● The task: Find each line holding the word "text" and give the number of such lines, nothing else.

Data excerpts
-- START --
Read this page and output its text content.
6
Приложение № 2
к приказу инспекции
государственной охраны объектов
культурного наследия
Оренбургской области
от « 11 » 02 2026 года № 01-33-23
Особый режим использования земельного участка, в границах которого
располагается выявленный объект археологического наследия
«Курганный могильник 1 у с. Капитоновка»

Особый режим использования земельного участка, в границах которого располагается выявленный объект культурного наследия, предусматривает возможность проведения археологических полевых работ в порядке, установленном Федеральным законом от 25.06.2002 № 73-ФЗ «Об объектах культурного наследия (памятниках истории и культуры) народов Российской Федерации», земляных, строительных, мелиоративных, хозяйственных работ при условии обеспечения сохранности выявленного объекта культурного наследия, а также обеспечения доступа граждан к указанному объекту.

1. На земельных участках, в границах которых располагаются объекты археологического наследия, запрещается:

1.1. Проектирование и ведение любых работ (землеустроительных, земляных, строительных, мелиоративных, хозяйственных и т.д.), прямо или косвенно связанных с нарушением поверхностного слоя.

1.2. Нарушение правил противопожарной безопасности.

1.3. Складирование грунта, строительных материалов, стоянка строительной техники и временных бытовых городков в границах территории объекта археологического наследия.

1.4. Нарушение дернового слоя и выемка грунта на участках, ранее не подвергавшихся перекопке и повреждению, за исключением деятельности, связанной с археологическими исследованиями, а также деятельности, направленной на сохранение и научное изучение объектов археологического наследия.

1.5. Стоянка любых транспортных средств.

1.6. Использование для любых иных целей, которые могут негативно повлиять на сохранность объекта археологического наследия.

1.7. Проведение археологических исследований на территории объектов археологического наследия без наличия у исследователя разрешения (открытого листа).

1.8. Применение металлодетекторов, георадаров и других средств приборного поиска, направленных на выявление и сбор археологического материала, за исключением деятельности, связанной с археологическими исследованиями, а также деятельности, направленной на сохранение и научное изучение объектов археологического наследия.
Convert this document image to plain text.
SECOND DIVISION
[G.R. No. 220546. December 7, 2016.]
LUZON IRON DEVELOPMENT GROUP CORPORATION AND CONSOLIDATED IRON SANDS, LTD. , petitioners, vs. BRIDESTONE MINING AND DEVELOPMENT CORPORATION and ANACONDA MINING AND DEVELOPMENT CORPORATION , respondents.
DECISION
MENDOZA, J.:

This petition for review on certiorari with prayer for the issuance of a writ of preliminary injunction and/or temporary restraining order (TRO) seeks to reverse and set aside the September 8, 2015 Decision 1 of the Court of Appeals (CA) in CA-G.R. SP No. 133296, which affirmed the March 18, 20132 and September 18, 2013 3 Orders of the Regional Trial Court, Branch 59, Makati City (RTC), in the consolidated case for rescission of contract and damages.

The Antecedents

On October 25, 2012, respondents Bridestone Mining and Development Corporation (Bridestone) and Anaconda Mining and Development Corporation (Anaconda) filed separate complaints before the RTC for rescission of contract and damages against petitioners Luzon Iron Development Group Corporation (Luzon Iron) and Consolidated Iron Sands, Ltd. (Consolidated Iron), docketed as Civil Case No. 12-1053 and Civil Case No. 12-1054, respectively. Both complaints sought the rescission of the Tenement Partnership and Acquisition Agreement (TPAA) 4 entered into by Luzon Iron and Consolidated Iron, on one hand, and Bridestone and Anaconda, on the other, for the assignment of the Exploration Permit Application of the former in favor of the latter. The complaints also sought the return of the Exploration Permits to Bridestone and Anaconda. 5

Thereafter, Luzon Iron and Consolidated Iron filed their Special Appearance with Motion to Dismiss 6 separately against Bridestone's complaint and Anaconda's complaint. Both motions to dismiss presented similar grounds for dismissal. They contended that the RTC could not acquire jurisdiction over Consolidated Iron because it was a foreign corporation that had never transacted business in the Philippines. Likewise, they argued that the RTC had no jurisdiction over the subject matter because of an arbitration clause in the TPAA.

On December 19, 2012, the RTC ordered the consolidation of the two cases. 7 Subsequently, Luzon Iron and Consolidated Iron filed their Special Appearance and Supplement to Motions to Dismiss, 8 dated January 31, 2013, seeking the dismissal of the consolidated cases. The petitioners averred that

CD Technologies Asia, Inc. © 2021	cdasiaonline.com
-- END --
● Response to this exercise: 2